Pull every line holding the string "always" from the records below.
>> Start
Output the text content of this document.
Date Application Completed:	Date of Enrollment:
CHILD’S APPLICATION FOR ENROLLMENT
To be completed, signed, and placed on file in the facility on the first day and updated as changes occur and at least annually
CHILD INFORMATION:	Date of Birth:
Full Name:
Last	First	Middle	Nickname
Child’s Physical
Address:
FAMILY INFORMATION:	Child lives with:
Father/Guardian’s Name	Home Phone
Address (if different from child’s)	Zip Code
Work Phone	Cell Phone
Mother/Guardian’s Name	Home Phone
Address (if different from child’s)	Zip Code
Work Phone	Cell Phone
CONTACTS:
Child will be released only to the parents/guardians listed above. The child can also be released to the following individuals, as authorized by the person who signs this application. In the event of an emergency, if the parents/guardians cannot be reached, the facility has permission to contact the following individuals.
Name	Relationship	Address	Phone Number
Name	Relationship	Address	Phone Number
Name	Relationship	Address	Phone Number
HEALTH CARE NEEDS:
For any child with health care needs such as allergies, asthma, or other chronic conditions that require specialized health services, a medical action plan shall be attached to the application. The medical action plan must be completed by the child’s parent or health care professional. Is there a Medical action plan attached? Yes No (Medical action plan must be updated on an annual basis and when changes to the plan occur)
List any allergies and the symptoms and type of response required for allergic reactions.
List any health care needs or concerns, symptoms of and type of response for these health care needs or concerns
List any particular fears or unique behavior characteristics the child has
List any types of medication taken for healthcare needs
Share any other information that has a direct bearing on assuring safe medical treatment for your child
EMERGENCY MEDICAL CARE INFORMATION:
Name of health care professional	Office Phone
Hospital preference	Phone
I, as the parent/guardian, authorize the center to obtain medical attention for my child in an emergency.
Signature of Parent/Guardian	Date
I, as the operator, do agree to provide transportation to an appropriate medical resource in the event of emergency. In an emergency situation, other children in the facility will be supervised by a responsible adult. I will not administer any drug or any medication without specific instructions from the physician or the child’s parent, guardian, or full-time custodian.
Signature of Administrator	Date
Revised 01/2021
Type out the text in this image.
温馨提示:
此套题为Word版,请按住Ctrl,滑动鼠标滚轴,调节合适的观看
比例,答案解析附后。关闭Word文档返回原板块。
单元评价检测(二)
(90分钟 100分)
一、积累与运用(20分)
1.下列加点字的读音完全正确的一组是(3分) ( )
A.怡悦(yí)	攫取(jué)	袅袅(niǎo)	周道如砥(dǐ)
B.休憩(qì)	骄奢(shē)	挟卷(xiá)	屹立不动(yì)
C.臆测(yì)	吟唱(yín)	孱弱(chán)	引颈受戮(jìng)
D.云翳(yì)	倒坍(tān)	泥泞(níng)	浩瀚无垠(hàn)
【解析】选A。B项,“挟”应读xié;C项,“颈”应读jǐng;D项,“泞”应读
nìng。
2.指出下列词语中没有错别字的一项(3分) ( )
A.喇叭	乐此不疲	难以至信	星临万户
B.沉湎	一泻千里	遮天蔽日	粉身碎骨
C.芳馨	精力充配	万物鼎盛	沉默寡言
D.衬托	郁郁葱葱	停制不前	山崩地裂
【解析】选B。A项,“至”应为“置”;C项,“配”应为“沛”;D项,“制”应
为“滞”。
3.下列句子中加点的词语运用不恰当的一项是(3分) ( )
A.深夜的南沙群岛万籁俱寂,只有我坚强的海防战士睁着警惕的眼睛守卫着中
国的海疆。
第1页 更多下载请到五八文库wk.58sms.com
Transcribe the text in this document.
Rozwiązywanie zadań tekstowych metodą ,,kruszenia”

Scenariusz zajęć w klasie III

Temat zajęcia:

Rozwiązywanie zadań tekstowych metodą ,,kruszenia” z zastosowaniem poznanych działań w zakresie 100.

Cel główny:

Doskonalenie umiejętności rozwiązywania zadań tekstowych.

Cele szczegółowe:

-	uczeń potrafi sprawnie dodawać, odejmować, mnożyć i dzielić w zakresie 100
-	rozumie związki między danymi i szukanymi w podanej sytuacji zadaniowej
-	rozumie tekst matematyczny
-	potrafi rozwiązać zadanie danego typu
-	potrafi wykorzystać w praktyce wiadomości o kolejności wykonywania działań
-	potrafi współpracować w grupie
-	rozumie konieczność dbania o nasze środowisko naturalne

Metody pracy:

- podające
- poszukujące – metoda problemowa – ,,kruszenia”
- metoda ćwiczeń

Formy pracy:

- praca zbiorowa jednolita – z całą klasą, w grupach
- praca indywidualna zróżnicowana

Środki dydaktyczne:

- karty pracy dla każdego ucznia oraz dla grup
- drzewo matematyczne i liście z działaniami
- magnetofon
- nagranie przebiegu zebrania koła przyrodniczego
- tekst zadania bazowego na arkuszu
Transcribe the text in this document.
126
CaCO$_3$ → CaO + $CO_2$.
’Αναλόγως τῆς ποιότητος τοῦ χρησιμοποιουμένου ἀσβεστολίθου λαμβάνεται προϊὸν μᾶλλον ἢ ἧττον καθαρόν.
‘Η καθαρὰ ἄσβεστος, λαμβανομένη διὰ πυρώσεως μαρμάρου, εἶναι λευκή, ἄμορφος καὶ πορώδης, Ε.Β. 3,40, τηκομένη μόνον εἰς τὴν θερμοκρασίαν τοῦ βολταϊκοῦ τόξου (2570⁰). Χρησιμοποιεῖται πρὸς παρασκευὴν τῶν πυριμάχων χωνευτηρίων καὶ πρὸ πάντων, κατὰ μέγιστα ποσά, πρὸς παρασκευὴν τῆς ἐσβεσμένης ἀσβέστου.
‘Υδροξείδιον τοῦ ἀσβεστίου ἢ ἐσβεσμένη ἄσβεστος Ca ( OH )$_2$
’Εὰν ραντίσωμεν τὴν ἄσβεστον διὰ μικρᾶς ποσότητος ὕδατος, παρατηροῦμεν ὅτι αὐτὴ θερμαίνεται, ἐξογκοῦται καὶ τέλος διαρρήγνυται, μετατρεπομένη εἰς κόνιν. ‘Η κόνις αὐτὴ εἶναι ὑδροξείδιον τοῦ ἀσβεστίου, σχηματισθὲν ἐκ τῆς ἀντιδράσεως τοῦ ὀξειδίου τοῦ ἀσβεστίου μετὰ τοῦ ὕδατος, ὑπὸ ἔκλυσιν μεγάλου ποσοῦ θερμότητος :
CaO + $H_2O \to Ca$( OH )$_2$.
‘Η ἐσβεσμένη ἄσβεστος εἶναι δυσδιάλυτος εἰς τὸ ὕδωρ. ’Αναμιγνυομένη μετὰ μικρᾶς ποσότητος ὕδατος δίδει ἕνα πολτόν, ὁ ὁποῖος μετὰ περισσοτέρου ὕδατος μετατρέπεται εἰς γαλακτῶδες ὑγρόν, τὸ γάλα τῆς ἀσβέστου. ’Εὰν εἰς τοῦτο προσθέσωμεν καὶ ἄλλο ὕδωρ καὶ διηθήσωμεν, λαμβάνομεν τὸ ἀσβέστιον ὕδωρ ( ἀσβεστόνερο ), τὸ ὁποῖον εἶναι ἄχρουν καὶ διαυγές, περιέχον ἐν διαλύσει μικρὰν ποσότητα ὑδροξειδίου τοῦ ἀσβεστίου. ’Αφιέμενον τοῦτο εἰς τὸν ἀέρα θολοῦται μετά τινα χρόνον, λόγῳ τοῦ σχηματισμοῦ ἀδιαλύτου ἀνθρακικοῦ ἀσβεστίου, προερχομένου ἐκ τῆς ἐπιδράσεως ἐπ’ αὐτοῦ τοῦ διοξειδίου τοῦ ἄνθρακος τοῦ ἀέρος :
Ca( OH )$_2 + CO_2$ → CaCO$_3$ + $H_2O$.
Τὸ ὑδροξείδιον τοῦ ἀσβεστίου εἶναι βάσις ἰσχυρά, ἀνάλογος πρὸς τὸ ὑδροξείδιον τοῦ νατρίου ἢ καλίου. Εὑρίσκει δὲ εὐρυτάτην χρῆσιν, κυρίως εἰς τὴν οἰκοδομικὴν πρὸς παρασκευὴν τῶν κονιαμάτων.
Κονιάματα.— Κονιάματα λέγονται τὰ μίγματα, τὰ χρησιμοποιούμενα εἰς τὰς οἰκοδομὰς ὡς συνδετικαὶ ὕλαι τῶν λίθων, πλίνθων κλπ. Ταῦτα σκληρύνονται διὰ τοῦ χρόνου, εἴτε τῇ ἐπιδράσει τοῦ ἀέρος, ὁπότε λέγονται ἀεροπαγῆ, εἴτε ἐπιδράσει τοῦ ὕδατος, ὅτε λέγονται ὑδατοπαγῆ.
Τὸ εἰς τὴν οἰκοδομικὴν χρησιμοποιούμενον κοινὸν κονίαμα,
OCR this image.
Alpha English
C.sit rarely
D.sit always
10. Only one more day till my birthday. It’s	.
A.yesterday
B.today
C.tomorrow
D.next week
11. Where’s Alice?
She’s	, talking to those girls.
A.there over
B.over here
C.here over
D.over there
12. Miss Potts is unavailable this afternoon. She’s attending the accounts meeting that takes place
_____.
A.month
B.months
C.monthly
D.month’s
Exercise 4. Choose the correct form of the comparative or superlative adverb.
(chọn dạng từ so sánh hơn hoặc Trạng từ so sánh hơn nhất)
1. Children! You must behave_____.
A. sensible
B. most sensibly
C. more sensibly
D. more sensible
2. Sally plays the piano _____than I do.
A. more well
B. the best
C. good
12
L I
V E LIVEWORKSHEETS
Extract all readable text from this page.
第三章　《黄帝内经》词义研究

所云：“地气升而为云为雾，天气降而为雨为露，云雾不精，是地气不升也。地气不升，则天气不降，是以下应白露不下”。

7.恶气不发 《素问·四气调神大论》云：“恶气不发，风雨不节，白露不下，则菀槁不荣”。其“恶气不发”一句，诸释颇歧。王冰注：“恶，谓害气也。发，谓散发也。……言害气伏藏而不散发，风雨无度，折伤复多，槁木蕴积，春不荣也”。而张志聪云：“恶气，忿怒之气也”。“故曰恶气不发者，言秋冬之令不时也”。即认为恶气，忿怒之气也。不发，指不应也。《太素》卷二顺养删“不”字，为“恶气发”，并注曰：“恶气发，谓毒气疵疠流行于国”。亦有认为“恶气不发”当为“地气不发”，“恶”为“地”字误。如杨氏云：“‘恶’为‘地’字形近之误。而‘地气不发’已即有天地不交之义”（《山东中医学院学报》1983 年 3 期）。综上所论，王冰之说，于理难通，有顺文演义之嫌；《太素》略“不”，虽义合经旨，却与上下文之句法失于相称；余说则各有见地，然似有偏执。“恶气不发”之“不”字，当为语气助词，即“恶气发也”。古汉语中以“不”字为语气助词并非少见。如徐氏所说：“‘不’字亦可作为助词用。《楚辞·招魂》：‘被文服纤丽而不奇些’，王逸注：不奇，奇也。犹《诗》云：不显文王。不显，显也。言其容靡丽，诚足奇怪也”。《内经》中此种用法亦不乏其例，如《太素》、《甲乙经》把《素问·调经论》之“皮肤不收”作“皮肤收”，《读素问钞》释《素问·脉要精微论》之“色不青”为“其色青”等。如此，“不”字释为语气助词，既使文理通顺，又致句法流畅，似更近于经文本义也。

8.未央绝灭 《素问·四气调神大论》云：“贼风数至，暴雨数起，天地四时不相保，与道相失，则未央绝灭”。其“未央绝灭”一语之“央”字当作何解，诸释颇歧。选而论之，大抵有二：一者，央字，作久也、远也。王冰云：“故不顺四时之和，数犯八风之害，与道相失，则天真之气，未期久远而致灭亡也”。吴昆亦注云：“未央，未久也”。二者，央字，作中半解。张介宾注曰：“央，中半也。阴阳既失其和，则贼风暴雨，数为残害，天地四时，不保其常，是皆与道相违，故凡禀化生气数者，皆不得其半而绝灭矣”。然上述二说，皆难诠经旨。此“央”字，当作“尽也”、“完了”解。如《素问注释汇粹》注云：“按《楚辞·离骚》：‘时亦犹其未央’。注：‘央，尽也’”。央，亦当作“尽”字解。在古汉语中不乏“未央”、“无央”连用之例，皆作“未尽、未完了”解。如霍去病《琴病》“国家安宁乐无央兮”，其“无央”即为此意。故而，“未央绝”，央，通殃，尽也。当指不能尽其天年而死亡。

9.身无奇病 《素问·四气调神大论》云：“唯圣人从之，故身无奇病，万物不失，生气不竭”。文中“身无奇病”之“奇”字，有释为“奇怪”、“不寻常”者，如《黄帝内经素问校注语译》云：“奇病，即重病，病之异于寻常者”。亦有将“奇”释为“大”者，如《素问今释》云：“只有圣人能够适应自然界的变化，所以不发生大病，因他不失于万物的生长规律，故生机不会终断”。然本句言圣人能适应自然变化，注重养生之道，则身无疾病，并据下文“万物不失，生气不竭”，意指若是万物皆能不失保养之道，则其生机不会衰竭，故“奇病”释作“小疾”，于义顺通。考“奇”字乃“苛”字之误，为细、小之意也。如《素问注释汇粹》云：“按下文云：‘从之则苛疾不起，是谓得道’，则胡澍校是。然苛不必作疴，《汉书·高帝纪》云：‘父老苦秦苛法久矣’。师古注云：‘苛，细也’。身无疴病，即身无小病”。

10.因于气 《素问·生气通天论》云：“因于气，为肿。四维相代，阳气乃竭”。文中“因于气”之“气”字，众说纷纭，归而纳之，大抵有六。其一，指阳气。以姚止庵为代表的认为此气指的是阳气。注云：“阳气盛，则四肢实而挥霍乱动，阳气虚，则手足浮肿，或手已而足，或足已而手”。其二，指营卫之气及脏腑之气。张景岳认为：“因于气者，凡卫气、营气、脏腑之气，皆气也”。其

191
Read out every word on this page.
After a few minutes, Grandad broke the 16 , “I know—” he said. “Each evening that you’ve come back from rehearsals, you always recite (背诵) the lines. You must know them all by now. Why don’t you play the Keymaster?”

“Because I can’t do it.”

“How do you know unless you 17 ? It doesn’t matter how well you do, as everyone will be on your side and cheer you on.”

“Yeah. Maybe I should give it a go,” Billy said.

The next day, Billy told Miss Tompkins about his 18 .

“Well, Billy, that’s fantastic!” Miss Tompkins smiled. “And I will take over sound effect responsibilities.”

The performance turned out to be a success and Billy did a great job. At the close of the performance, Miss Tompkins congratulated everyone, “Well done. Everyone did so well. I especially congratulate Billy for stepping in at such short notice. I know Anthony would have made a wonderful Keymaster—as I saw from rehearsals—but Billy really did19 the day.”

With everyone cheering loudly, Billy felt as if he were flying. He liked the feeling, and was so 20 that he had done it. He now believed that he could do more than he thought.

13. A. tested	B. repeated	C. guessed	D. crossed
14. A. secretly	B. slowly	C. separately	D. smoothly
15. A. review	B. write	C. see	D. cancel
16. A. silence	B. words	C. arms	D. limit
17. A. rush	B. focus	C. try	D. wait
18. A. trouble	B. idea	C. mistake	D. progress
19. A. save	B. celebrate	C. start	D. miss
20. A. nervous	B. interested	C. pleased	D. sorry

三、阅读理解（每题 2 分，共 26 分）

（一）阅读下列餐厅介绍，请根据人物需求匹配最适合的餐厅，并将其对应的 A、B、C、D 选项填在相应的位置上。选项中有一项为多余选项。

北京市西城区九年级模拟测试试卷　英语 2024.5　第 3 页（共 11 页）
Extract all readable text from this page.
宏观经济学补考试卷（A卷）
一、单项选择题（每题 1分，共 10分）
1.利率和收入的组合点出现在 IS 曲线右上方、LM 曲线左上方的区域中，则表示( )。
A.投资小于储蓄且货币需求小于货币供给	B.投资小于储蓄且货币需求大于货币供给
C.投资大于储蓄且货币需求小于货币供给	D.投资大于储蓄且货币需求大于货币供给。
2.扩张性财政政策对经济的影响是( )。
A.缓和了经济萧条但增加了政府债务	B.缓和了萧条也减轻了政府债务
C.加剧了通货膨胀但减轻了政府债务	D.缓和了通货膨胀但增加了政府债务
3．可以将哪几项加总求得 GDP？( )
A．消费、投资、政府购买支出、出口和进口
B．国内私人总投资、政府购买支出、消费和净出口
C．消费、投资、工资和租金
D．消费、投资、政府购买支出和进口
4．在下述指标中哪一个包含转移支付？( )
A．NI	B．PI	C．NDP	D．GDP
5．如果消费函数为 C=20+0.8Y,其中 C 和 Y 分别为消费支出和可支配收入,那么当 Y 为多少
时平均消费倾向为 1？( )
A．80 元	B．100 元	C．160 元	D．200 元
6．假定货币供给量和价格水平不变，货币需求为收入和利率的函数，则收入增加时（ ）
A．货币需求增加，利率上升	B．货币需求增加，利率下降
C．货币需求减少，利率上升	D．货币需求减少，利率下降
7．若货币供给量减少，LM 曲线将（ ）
>> End
● **Written response**:
D.sit always
After a few minutes, Grandad broke the 16 , “I know—” he said. “Each evening that you’ve come back from rehearsals, you always recite (背诵) the lines. You must know them all by now. Why don’t you play the Keymaster?”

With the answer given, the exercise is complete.